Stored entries
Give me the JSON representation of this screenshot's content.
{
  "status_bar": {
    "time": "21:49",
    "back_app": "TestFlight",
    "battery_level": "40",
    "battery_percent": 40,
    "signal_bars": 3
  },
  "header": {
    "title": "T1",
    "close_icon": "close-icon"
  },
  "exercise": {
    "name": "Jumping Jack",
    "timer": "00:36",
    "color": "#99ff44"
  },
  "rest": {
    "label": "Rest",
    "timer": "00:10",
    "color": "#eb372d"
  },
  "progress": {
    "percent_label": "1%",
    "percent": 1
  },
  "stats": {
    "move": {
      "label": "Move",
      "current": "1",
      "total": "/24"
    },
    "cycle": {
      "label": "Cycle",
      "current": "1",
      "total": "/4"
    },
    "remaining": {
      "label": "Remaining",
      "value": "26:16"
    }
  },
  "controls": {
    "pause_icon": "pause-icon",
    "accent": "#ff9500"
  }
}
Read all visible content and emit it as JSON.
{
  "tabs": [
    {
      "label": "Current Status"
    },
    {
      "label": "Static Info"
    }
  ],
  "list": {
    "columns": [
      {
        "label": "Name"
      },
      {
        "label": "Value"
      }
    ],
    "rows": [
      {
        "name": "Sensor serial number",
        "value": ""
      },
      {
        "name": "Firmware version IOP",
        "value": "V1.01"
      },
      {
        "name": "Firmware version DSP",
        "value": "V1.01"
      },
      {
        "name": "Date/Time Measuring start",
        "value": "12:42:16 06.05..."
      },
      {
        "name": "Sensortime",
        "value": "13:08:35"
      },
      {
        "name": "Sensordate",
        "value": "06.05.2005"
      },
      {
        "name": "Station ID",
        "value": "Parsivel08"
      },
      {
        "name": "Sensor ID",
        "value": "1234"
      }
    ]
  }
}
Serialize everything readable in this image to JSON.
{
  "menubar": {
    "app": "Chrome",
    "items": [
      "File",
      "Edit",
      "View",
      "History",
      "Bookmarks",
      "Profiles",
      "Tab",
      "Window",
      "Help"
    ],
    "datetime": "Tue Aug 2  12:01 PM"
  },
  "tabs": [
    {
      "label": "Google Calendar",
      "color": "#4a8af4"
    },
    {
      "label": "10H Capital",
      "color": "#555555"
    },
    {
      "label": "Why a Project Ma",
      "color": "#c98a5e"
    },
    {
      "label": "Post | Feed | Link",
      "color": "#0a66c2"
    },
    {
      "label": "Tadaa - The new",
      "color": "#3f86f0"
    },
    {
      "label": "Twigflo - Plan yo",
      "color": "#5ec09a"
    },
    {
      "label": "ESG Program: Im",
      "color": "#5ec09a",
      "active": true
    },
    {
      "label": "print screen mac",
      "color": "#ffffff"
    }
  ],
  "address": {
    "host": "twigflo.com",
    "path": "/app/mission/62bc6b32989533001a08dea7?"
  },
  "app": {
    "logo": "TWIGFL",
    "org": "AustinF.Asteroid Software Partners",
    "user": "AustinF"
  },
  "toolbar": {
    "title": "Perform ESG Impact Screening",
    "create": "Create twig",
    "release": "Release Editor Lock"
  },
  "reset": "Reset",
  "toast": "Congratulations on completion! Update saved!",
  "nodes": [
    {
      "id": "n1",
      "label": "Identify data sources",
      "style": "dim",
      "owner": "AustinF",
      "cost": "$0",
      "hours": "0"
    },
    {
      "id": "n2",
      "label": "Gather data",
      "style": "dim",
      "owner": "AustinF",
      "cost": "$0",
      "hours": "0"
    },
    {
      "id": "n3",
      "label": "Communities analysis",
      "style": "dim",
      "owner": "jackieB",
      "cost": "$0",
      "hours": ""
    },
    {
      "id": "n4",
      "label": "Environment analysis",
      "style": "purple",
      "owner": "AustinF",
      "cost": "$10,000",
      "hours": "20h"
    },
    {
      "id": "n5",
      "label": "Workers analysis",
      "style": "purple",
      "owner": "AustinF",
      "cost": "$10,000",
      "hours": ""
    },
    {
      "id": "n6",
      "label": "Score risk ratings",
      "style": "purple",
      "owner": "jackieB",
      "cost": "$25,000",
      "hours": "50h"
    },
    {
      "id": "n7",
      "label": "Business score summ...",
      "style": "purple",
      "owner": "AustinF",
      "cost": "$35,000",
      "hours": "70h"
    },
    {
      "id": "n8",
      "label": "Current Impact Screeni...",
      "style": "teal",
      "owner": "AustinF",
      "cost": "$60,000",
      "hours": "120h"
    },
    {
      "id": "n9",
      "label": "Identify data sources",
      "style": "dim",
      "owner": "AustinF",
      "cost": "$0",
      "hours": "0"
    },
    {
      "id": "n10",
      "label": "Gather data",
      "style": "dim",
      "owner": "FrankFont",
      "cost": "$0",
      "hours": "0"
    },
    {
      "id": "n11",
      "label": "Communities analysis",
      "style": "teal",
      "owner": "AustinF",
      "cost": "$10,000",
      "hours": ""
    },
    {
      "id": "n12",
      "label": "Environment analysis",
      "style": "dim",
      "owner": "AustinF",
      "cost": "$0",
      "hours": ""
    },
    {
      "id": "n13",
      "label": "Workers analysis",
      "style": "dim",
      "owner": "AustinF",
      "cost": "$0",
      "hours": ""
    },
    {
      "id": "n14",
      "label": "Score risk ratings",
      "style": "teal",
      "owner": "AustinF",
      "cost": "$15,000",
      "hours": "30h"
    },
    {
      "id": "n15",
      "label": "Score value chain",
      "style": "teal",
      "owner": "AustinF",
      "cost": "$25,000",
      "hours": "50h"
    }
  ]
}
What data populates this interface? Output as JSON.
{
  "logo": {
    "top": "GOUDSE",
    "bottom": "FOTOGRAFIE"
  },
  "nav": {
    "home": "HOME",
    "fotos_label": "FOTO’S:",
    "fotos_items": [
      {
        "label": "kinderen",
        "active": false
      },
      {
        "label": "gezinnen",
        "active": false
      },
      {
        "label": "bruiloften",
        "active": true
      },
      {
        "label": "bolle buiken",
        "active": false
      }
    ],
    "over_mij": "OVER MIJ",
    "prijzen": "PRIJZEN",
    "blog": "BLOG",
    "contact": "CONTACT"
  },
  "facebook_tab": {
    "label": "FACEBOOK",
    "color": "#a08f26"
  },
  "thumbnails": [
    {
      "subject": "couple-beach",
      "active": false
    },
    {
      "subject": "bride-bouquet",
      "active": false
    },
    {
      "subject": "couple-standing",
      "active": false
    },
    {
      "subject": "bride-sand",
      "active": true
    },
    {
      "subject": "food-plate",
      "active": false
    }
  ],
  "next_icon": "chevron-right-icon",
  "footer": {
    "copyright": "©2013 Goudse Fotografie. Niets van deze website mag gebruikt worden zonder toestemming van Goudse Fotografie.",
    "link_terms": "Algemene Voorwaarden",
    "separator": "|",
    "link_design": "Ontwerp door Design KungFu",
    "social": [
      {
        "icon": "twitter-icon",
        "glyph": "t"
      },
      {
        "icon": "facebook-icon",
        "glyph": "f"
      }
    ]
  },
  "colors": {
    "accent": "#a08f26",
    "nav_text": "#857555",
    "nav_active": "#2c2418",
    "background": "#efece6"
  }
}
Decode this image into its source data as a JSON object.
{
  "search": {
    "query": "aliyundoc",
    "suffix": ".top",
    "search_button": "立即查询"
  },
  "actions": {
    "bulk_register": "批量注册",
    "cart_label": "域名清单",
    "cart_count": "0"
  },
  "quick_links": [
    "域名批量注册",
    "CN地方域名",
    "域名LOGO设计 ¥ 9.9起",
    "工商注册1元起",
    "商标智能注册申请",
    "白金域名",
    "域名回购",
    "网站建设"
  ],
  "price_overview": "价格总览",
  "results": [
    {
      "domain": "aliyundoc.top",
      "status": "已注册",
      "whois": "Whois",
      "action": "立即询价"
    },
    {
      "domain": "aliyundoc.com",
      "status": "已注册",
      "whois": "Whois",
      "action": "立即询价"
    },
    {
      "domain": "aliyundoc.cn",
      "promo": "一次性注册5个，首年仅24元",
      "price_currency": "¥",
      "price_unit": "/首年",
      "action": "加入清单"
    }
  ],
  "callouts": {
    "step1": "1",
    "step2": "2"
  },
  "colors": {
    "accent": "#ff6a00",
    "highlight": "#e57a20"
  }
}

• What is required: Which lines above hold the word "Firmware"? Copy each of them.

• Reply to the exercise:
        "name": "Firmware version IOP",
        "name": "Firmware version DSP",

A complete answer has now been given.